Data listing:
—————
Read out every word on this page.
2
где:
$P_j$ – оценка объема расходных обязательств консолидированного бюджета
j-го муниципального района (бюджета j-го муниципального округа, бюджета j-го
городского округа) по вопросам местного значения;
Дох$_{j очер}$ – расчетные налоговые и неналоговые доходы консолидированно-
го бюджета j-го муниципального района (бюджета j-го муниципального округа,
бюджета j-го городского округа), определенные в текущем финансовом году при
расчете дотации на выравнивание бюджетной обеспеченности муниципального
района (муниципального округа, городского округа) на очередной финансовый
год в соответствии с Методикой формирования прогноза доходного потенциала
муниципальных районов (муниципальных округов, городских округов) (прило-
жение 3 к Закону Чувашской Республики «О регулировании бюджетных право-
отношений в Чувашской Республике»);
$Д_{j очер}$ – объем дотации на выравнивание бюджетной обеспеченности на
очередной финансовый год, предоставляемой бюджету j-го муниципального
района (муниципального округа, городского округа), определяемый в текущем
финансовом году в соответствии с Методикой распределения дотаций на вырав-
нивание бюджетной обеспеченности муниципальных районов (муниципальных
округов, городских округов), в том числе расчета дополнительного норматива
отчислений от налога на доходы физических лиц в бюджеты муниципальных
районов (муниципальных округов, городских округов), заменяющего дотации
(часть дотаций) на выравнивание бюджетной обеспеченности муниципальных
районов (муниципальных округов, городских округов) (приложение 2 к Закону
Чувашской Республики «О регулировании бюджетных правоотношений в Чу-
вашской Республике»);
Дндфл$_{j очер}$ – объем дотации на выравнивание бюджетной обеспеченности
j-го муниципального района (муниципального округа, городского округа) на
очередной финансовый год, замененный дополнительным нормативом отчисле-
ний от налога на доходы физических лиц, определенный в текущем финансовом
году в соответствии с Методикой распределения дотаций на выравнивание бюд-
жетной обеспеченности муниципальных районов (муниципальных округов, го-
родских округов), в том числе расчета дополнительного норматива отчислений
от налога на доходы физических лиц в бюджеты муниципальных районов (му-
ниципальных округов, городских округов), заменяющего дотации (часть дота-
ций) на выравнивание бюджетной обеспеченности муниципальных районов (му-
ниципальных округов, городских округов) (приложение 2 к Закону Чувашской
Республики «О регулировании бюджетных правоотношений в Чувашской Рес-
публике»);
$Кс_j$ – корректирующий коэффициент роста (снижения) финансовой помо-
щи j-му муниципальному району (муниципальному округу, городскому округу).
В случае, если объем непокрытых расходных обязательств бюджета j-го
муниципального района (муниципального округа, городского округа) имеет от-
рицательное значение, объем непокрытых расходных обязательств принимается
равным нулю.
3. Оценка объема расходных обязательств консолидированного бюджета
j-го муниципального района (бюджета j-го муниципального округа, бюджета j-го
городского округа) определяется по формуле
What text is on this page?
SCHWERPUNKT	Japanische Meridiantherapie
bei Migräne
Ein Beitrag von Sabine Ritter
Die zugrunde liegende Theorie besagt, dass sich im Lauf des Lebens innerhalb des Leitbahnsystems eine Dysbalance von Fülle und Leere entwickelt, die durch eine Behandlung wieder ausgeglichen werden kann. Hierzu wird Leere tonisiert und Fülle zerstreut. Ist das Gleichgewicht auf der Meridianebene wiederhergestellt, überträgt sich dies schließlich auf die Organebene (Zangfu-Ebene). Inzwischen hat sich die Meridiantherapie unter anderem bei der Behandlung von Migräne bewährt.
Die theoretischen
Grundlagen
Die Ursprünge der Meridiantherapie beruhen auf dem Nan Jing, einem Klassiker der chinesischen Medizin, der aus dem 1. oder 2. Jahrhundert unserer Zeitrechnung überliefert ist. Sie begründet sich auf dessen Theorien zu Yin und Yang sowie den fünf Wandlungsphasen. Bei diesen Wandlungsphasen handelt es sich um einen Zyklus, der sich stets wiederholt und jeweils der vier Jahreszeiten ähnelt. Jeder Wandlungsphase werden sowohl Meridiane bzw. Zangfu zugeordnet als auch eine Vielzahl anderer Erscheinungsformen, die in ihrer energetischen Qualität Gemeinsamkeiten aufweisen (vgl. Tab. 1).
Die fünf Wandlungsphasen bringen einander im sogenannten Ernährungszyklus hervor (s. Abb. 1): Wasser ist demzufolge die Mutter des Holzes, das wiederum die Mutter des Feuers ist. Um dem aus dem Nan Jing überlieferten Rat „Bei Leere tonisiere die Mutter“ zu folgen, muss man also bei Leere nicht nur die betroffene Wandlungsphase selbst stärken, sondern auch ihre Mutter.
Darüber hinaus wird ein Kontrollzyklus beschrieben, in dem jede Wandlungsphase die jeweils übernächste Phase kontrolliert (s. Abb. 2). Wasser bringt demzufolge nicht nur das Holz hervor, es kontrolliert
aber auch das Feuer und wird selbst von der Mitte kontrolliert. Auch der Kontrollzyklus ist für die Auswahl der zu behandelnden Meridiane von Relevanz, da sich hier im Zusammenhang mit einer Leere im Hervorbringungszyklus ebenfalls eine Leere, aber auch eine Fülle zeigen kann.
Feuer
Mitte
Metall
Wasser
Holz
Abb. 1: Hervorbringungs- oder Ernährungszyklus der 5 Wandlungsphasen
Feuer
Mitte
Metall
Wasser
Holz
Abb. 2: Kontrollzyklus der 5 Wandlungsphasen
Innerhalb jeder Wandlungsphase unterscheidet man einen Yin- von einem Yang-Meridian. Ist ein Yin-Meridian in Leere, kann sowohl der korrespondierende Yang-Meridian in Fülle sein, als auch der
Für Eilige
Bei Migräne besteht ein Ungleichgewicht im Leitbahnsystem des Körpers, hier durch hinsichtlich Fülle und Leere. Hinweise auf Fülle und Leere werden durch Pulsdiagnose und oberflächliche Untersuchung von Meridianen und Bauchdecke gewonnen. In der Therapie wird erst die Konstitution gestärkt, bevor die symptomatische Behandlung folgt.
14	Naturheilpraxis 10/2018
—————
Requirement: Your task is to reproduce the whole listing exactly.

Answer:
Read out every word on this page.
2
где:
$P_j$ – оценка объема расходных обязательств консолидированного бюджета
j-го муниципального района (бюджета j-го муниципального округа, бюджета j-го
городского округа) по вопросам местного значения;
Дох$_{j очер}$ – расчетные налоговые и неналоговые доходы консолидированно-
го бюджета j-го муниципального района (бюджета j-го муниципального округа,
бюджета j-го городского округа), определенные в текущем финансовом году при
расчете дотации на выравнивание бюджетной обеспеченности муниципального
района (муниципального округа, городского округа) на очередной финансовый
год в соответствии с Методикой формирования прогноза доходного потенциала
муниципальных районов (муниципальных округов, городских округов) (прило-
жение 3 к Закону Чувашской Республики «О регулировании бюджетных право-
отношений в Чувашской Республике»);
$Д_{j очер}$ – объем дотации на выравнивание бюджетной обеспеченности на
очередной финансовый год, предоставляемой бюджету j-го муниципального
района (муниципального округа, городского округа), определяемый в текущем
финансовом году в соответствии с Методикой распределения дотаций на вырав-
нивание бюджетной обеспеченности муниципальных районов (муниципальных
округов, городских округов), в том числе расчета дополнительного норматива
отчислений от налога на доходы физических лиц в бюджеты муниципальных
районов (муниципальных округов, городских округов), заменяющего дотации
(часть дотаций) на выравнивание бюджетной обеспеченности муниципальных
районов (муниципальных округов, городских округов) (приложение 2 к Закону
Чувашской Республики «О регулировании бюджетных правоотношений в Чу-
вашской Республике»);
Дндфл$_{j очер}$ – объем дотации на выравнивание бюджетной обеспеченности
j-го муниципального района (муниципального округа, городского округа) на
очередной финансовый год, замененный дополнительным нормативом отчисле-
ний от налога на доходы физических лиц, определенный в текущем финансовом
году в соответствии с Методикой распределения дотаций на выравнивание бюд-
жетной обеспеченности муниципальных районов (муниципальных округов, го-
родских округов), в том числе расчета дополнительного норматива отчислений
от налога на доходы физических лиц в бюджеты муниципальных районов (му-
ниципальных округов, городских округов), заменяющего дотации (часть дота-
ций) на выравнивание бюджетной обеспеченности муниципальных районов (му-
ниципальных округов, городских округов) (приложение 2 к Закону Чувашской
Республики «О регулировании бюджетных правоотношений в Чувашской Рес-
публике»);
$Кс_j$ – корректирующий коэффициент роста (снижения) финансовой помо-
щи j-му муниципальному району (муниципальному округу, городскому округу).
В случае, если объем непокрытых расходных обязательств бюджета j-го
муниципального района (муниципального округа, городского округа) имеет от-
рицательное значение, объем непокрытых расходных обязательств принимается
равным нулю.
3. Оценка объема расходных обязательств консолидированного бюджета
j-го муниципального района (бюджета j-го муниципального округа, бюджета j-го
городского округа) определяется по формуле
What text is on this page?
SCHWERPUNKT	Japanische Meridiantherapie
bei Migräne
Ein Beitrag von Sabine Ritter
Die zugrunde liegende Theorie besagt, dass sich im Lauf des Lebens innerhalb des Leitbahnsystems eine Dysbalance von Fülle und Leere entwickelt, die durch eine Behandlung wieder ausgeglichen werden kann. Hierzu wird Leere tonisiert und Fülle zerstreut. Ist das Gleichgewicht auf der Meridianebene wiederhergestellt, überträgt sich dies schließlich auf die Organebene (Zangfu-Ebene). Inzwischen hat sich die Meridiantherapie unter anderem bei der Behandlung von Migräne bewährt.
Die theoretischen
Grundlagen
Die Ursprünge der Meridiantherapie beruhen auf dem Nan Jing, einem Klassiker der chinesischen Medizin, der aus dem 1. oder 2. Jahrhundert unserer Zeitrechnung überliefert ist. Sie begründet sich auf dessen Theorien zu Yin und Yang sowie den fünf Wandlungsphasen. Bei diesen Wandlungsphasen handelt es sich um einen Zyklus, der sich stets wiederholt und jeweils der vier Jahreszeiten ähnelt. Jeder Wandlungsphase werden sowohl Meridiane bzw. Zangfu zugeordnet als auch eine Vielzahl anderer Erscheinungsformen, die in ihrer energetischen Qualität Gemeinsamkeiten aufweisen (vgl. Tab. 1).
Die fünf Wandlungsphasen bringen einander im sogenannten Ernährungszyklus hervor (s. Abb. 1): Wasser ist demzufolge die Mutter des Holzes, das wiederum die Mutter des Feuers ist. Um dem aus dem Nan Jing überlieferten Rat „Bei Leere tonisiere die Mutter“ zu folgen, muss man also bei Leere nicht nur die betroffene Wandlungsphase selbst stärken, sondern auch ihre Mutter.
Darüber hinaus wird ein Kontrollzyklus beschrieben, in dem jede Wandlungsphase die jeweils übernächste Phase kontrolliert (s. Abb. 2). Wasser bringt demzufolge nicht nur das Holz hervor, es kontrolliert
aber auch das Feuer und wird selbst von der Mitte kontrolliert. Auch der Kontrollzyklus ist für die Auswahl der zu behandelnden Meridiane von Relevanz, da sich hier im Zusammenhang mit einer Leere im Hervorbringungszyklus ebenfalls eine Leere, aber auch eine Fülle zeigen kann.
Feuer
Mitte
Metall
Wasser
Holz
Abb. 1: Hervorbringungs- oder Ernährungszyklus der 5 Wandlungsphasen
Feuer
Mitte
Metall
Wasser
Holz
Abb. 2: Kontrollzyklus der 5 Wandlungsphasen
Innerhalb jeder Wandlungsphase unterscheidet man einen Yin- von einem Yang-Meridian. Ist ein Yin-Meridian in Leere, kann sowohl der korrespondierende Yang-Meridian in Fülle sein, als auch der
Für Eilige
Bei Migräne besteht ein Ungleichgewicht im Leitbahnsystem des Körpers, hier durch hinsichtlich Fülle und Leere. Hinweise auf Fülle und Leere werden durch Pulsdiagnose und oberflächliche Untersuchung von Meridianen und Bauchdecke gewonnen. In der Therapie wird erst die Konstitution gestärkt, bevor die symptomatische Behandlung folgt.
14	Naturheilpraxis 10/2018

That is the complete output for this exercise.